= STATED PROBLEM =
Identify each line in the records below that contains the word "lenses", and copy it.
====== INPUT FOR THIS TASK ======
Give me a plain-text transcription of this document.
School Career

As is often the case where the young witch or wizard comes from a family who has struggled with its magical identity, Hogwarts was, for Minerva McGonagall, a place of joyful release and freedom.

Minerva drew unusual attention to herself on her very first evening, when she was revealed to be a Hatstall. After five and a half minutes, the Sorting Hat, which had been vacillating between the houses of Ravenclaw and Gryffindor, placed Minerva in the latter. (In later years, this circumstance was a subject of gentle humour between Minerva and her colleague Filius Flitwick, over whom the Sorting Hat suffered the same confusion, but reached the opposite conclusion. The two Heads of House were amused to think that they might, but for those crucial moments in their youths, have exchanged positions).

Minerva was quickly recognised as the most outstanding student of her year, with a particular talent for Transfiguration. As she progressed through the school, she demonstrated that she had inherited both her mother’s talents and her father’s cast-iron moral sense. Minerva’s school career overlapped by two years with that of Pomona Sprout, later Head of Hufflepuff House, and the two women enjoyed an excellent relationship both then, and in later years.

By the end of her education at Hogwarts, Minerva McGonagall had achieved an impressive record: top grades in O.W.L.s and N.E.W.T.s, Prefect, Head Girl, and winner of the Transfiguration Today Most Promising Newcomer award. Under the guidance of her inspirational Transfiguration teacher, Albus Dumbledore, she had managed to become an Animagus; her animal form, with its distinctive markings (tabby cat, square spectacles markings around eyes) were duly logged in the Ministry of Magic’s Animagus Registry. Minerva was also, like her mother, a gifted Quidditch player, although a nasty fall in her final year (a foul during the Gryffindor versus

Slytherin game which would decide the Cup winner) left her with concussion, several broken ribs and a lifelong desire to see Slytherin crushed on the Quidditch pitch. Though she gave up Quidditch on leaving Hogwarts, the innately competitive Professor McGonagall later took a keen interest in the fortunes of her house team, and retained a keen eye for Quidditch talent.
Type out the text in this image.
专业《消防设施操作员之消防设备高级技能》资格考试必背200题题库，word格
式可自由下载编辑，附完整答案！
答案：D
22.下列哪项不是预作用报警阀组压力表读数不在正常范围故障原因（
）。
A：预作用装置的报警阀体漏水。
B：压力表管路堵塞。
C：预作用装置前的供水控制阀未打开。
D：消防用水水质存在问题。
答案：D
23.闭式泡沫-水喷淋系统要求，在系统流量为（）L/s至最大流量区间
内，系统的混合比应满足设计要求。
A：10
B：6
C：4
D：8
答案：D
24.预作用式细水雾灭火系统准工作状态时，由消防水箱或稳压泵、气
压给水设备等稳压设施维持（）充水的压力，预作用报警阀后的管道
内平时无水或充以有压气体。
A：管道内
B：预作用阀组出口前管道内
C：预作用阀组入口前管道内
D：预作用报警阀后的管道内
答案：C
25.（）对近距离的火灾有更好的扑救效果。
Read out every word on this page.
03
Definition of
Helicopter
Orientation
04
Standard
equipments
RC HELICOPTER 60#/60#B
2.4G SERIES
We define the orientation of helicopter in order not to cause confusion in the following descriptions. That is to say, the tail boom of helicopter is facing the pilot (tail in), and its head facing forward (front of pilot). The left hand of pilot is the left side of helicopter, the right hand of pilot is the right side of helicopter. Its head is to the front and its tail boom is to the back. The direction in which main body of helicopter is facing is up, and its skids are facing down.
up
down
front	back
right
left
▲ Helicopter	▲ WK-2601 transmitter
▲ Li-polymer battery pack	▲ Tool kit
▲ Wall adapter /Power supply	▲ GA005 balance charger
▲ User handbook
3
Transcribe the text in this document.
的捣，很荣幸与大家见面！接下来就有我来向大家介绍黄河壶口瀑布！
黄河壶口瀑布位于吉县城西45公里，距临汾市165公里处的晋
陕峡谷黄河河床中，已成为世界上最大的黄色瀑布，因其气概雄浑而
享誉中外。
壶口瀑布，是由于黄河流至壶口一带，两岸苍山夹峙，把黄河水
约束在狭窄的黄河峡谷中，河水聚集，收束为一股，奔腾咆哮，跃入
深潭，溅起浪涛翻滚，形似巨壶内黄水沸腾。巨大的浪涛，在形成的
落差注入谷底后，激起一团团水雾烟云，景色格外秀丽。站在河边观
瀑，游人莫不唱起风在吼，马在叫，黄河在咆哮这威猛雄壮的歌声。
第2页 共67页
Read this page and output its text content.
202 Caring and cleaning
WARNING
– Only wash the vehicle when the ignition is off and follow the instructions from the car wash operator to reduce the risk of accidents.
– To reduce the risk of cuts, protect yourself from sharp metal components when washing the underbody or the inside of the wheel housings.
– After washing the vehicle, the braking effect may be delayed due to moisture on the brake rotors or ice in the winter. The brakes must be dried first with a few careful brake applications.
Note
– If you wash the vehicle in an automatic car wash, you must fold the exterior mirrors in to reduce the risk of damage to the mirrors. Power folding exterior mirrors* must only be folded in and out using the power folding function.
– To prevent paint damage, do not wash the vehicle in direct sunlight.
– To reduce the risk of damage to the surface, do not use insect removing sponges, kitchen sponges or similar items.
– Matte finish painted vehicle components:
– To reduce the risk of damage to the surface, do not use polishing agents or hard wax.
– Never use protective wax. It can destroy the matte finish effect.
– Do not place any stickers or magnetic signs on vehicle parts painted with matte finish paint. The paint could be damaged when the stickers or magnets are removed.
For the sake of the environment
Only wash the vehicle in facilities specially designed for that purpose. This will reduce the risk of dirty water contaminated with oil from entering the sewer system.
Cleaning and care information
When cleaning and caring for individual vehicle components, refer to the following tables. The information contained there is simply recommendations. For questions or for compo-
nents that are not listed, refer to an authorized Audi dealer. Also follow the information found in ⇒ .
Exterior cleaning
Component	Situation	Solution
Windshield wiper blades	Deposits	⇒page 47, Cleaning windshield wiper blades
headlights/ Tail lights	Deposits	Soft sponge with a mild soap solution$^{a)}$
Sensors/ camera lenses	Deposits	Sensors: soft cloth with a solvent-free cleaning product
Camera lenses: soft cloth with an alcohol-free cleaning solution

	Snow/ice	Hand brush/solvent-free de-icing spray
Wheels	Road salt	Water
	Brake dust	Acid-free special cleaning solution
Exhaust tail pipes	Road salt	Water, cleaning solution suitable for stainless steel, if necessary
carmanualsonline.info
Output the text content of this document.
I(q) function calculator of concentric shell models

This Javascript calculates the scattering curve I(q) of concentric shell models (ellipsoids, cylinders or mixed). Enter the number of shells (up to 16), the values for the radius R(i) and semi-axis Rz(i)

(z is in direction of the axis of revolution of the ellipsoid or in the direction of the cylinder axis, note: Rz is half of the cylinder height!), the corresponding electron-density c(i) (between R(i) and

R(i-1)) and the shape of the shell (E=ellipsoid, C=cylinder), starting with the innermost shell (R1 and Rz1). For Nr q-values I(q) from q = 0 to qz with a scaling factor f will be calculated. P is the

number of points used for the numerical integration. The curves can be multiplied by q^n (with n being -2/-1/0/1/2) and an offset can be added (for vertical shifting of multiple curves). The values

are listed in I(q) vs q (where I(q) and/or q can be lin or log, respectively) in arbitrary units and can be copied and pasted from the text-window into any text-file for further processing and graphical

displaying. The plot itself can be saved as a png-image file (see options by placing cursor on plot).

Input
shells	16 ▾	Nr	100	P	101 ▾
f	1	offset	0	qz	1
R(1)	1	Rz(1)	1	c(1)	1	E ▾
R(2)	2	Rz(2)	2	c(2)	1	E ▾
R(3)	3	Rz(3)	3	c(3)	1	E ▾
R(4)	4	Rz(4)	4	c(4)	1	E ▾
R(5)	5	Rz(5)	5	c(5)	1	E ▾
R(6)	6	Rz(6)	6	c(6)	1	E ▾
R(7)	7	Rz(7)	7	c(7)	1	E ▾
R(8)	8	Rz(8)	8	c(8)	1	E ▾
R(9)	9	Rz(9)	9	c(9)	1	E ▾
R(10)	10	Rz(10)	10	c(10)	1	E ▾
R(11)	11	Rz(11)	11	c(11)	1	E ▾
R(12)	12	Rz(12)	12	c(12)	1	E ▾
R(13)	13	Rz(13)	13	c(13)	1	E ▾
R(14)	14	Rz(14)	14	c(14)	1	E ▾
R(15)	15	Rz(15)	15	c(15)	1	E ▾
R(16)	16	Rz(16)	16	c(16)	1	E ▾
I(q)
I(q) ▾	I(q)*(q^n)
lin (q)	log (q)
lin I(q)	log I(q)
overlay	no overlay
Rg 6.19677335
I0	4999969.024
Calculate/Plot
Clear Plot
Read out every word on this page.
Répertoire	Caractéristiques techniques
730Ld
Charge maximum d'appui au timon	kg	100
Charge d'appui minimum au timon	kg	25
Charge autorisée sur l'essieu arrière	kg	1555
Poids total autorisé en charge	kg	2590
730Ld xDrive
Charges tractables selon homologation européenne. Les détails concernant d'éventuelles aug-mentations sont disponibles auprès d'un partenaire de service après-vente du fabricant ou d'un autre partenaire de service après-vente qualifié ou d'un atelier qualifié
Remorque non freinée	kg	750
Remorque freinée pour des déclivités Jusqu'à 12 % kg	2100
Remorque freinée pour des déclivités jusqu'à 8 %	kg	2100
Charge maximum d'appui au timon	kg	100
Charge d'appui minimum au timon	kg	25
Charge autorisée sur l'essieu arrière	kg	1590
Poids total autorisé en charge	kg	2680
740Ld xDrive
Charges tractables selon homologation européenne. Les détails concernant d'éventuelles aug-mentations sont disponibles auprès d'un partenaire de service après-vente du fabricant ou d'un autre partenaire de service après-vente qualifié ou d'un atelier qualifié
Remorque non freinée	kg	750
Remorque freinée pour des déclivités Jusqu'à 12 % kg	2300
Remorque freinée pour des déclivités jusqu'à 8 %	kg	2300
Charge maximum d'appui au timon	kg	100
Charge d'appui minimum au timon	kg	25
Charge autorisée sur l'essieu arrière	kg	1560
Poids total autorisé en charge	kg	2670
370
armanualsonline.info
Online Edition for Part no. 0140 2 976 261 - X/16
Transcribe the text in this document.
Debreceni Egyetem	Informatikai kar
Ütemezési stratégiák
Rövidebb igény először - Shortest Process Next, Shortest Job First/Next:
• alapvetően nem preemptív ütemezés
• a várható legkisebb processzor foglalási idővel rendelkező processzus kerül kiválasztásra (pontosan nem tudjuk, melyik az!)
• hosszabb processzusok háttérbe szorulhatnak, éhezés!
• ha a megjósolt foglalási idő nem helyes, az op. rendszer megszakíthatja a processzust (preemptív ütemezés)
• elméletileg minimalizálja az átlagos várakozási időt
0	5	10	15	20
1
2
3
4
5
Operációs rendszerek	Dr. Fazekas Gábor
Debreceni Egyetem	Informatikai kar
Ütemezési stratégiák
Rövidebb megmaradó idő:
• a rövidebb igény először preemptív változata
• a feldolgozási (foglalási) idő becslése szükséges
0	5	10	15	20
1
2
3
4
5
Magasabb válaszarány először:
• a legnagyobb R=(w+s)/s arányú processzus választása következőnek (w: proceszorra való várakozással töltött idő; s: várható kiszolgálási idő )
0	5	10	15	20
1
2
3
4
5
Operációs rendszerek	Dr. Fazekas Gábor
======
= SOLVED EXERCISE =
Sensors/ camera lenses	Deposits	Sensors: soft cloth with a solvent-free cleaning product
Camera lenses: soft cloth with an alcohol-free cleaning solution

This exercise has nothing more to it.